→ TAREFA PROPOSTA A
No texto sobre o discurso de Romero Jucá, em que ano o "Samba do Crioulo Doido" fez imenso sucesso?
→ TAREFA PROPOSTA B
Passe para o inglês esta frase do texto sobre o discurso de Romero Jucá: "Sua Excelência, que é inteligente, assertivo e pragmático, pisou no tomate."
→ TAREFA PROPOSTA C
Escreva a continuação do texto sobre o discurso de Romero Jucá a partir da última frase.

→ TRECHO ESCOLHIDO
====
Samba do senador doido - Por Chico Alencar

28/02/2017 01:34
Samba do senador doido
chico alencar
Por Chico Alencar
 
O jornalista Sérgio Porto (1923-1968), que se assinava Stanislaw Ponte Preta, era um craque na ironia. Um carnavalesco e tanto. Assim, compôs o “Samba do Crioulo Doido”, de imenso sucesso em 1966: “Foi em Diamantina/ onde nasceu JK/ que a Princesa Leopoldina/ arresolveu se casar/ Mas Chica da Silva/ tinha outros pretendentes” e vai por aí, abilolada. Hilário! Ele fustigava a Ditadura, que queria impor às Escolas de Samba enredos com narrativas da História oficial. Se fosse hoje, Lalau seria questionado pelo título da música, não pela letra.
 
Lembrei desse samba ao conhecer o discurso do senador Romero Jucá (PMDB/RR), na semana que antecede o carnaval, criticando a “perseguição da imprensa” e fazendo digressões históricas.
 
Sua Excelência, que é inteligente, assertivo e pragmático, pisou no tomate. Comparou sua situação de investigado na Lava-Jato a eventos históricos marcantes. Com toda a impropriedade, misturando alhos com bugalhos.
 
Jucá aproximou-se das vítimas da nada santa Inquisição, na Idade Média, esquecendo-se que a “caça às bruxas” era mesmo, quase sempre, às mulheres (menos de ¼ dos que foram para as fogueiras eram homens), acusadas de feitiçaria, heresia e pecados demoníacos da carne. Homem do poder, forte em todos os governos, o senador não cabe nessa similaridade.
 
Seguindo na visita à História, o parlamentar de Roraima chegou à Revolução Francesa... por vias tortas. Disse que a guilhotina sumária derivava do clima de ‘J´accuse!’ (não a banheira, atenção!) da época. Só que o libelo ‘J´accuse!’, de Émile Zola, referente ao rumoroso Caso Dreyfus, de injusta perseguição, é de 1898, em plena Terceira República. Escrito mais de um século depois da Revolução, portanto.
====
→ LINHAS SELECIONADAS

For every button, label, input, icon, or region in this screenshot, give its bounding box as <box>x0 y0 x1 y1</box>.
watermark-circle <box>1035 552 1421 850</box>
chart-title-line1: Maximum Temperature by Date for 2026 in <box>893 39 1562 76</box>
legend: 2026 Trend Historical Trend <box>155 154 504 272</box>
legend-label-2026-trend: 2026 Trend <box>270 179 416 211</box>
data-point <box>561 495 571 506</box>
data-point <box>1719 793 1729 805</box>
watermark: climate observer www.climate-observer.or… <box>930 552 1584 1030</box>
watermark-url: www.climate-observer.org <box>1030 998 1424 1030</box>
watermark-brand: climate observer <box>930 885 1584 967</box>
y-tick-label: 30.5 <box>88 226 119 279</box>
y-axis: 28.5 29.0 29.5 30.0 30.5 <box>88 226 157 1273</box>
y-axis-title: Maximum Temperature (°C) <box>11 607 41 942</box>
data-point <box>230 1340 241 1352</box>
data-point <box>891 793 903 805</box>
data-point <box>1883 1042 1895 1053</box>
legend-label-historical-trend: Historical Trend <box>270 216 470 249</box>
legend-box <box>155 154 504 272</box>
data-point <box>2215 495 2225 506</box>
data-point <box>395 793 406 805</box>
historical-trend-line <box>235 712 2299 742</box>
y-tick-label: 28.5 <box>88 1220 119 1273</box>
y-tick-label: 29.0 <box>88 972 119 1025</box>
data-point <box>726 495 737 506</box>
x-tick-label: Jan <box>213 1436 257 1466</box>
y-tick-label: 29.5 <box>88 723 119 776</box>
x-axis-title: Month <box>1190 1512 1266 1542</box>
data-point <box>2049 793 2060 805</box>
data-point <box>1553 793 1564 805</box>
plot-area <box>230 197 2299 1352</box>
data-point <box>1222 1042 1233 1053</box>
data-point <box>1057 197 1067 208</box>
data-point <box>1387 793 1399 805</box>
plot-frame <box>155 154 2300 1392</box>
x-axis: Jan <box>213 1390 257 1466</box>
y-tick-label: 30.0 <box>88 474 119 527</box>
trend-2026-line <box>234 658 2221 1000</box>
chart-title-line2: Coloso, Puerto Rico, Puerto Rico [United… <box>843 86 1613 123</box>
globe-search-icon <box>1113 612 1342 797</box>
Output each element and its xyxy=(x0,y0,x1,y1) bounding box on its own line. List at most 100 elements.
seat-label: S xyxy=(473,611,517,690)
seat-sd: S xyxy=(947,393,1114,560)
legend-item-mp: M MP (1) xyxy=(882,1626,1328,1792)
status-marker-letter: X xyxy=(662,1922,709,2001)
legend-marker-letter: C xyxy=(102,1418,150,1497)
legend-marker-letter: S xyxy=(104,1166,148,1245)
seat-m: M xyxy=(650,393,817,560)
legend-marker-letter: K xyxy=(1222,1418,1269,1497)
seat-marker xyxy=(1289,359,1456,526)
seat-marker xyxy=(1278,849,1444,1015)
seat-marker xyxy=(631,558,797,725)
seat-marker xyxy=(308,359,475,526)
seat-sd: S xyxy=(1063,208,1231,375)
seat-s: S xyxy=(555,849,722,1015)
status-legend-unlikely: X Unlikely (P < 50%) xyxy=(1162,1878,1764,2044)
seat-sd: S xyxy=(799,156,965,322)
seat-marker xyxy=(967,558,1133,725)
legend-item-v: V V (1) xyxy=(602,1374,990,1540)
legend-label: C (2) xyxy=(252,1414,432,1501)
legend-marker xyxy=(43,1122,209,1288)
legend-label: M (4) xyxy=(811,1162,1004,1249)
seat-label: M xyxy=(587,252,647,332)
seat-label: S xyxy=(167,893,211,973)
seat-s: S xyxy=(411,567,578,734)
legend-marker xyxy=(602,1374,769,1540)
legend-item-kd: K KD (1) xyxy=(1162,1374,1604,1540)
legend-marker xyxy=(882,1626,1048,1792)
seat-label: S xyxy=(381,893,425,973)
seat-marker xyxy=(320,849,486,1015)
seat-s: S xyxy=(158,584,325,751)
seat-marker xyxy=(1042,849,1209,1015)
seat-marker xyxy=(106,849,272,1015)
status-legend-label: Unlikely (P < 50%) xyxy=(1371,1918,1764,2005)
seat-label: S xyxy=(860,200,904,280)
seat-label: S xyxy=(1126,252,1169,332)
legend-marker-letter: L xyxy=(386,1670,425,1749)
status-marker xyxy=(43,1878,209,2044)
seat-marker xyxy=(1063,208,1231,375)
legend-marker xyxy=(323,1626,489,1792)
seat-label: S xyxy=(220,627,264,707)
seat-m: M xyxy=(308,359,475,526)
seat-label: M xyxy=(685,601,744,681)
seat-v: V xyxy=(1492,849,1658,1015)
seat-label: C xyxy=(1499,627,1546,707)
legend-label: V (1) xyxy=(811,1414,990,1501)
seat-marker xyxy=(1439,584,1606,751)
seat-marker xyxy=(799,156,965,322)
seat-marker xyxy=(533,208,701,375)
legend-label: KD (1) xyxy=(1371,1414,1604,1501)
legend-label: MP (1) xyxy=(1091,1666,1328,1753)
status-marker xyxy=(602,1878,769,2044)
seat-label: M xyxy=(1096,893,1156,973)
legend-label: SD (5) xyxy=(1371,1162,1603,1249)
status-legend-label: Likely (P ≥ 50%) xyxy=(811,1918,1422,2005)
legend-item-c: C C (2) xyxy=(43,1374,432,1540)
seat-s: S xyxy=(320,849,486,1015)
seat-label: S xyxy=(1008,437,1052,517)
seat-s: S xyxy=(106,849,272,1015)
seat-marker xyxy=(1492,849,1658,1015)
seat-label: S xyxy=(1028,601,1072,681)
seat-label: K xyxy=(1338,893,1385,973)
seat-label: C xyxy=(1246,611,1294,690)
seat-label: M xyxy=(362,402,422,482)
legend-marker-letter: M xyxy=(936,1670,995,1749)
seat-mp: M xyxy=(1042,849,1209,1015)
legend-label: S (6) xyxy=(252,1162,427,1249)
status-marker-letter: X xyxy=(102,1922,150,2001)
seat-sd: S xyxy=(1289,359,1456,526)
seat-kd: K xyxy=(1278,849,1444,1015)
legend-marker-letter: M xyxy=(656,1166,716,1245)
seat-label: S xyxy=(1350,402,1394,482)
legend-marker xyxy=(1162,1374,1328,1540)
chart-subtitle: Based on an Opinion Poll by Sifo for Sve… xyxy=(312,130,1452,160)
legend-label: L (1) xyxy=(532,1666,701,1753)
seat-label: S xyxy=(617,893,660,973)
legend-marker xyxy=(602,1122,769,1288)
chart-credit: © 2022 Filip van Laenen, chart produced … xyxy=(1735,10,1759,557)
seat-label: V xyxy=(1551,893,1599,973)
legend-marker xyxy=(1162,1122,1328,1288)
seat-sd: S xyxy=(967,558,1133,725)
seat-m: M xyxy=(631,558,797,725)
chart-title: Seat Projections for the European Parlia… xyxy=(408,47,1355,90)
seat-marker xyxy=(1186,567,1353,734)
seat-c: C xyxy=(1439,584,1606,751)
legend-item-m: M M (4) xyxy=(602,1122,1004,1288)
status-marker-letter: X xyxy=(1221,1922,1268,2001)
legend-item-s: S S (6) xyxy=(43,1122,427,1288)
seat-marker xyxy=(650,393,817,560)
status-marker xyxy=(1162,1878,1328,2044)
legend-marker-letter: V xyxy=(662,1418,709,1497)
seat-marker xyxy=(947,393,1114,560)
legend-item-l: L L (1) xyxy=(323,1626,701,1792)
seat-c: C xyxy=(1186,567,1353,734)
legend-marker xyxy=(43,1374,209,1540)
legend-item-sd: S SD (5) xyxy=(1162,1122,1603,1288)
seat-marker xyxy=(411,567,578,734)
====
→ RESPOSTA ESCRITA A
Em 1966.

→ RESPOSTA ESCRITA B
His Excellency, who is intelligent, assertive and pragmatic, put his foot in it.

→ RESPOSTA ESCRITA C
 
Por fim, Jucá chegou ao nazismo. Pontificou: “a cruz de Israel era pregada nos judeus”. Referia-se aos marcados para morrer no Holocausto. Só que esses tinham gravadas como identificação para o extermínio a estrela de Davi – “cruz de Israel” nunca existiu.
 
Além do mais, aproximar essa tragédia produzida pelo totalitarismo ao desconforto dos denunciados pelo desvendamento do conluio público-privado, que se evidencia na vida brasileira atual, é um rematado absurdo.
 
Romero Jucá, que nas delações da Odebrecht é o Caju (taí uma fruta que recupera de excessos momescos), devia moderar sua ansiedade e não entrar em seara com a qual não tem intimidade. A não ser que, só de brincadeira, queira compor um samba aproveitando a música do saudoso Stanislaw (apesar de declarar-se fã da polifonia dos Mamonas Assassinas): “Foi na Idade Média/ onde nasceu a Inquisição/ que começou minha injusta e cruel perseguição/ Mas na Revolução Francesa/ a guilhotina pescoços cortou/ e, sem qualquer critério,/ um século depois me vitimou...”
 
Evoé, Momo!
 
Romero Jucá (Foto: André Dusek / Estadão / AE)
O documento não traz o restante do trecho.